| Direction |
Every line containing the word "работы" needs to be found and copied.

Stored data entries
[start]

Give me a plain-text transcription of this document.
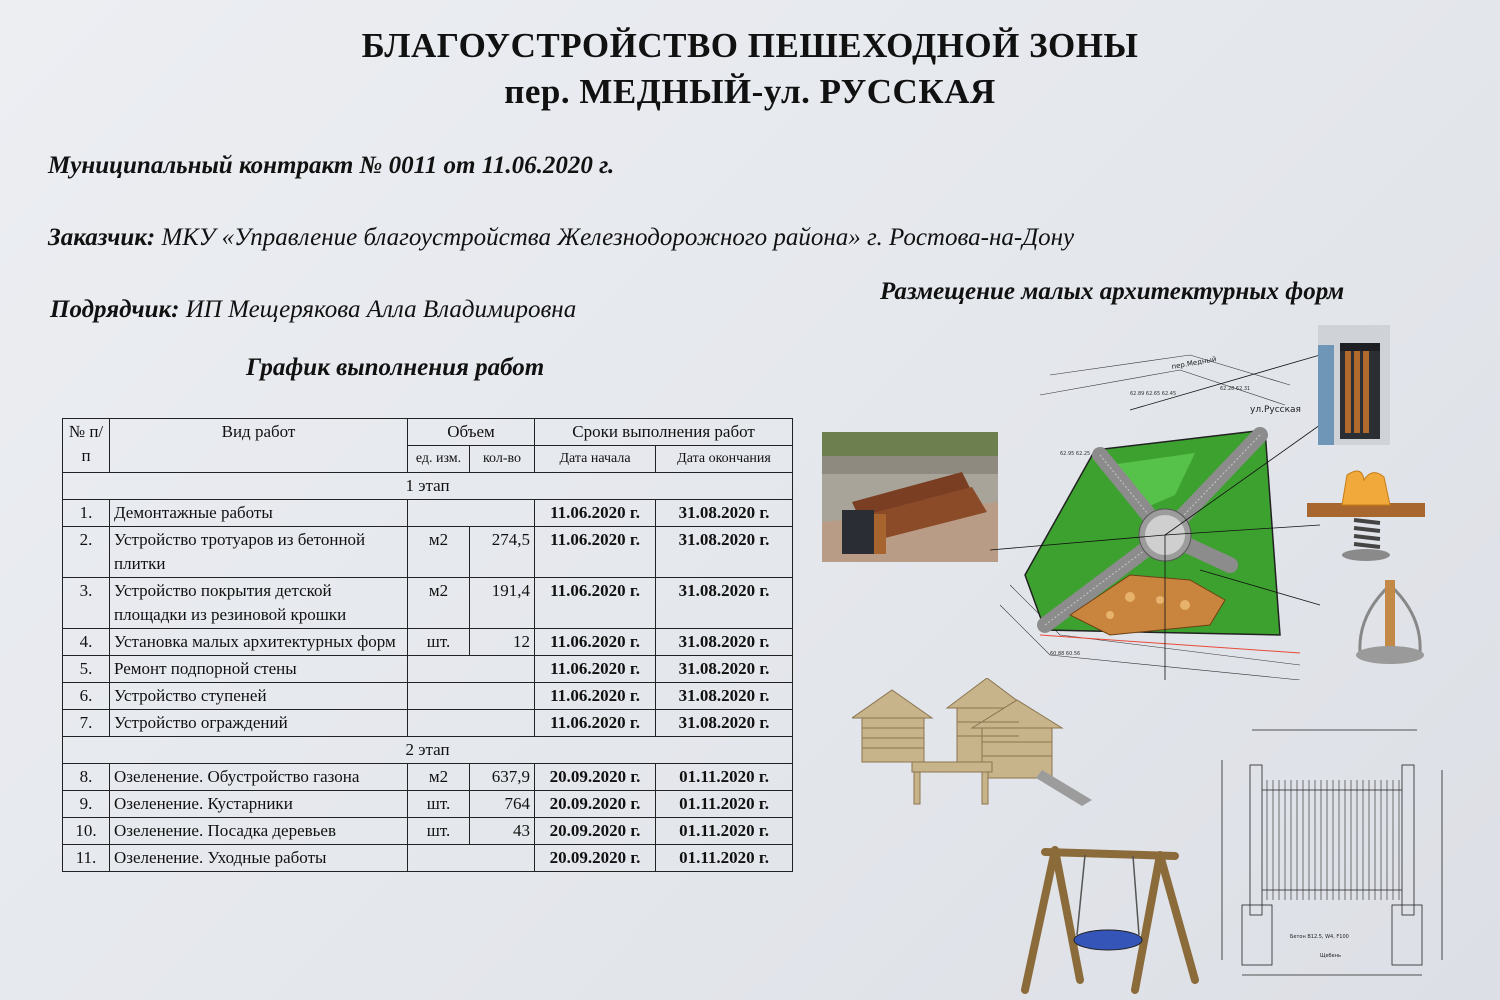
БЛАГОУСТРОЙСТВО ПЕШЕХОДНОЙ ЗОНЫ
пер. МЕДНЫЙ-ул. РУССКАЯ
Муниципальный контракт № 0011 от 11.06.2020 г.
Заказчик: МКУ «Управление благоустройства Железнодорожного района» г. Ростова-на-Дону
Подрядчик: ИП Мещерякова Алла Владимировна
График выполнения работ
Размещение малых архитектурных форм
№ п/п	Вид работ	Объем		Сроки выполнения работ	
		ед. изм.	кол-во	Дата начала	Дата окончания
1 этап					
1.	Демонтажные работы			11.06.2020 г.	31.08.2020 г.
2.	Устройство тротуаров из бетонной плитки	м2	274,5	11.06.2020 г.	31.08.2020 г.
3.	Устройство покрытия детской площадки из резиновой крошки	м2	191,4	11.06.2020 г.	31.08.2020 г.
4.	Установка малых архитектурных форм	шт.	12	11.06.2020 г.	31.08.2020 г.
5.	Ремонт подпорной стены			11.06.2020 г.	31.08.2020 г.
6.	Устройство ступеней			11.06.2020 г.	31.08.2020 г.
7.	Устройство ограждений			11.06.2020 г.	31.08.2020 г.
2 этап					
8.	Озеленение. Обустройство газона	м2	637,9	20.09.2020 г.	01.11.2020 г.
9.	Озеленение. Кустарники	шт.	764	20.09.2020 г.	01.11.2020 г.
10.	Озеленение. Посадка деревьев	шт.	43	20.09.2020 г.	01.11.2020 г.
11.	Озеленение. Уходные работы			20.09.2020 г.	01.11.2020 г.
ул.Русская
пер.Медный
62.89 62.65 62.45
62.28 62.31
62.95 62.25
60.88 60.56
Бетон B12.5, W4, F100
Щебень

[end]
[start]

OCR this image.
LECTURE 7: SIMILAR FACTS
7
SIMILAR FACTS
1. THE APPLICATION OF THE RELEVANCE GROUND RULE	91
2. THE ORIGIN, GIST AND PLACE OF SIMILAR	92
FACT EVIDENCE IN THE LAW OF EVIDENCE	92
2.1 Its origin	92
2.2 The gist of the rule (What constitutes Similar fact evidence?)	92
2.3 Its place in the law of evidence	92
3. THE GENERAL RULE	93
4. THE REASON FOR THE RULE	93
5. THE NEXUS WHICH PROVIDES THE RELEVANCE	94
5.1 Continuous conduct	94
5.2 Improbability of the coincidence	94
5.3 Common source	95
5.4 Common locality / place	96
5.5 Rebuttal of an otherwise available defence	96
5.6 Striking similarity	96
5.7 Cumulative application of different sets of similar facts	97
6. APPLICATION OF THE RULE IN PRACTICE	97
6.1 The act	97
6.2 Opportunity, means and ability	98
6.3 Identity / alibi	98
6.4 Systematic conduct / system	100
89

[end]

| Task answer |
1.	Демонтажные работы			11.06.2020 г.	31.08.2020 г.
11.	Озеленение. Уходные работы			20.09.2020 г.	01.11.2020 г.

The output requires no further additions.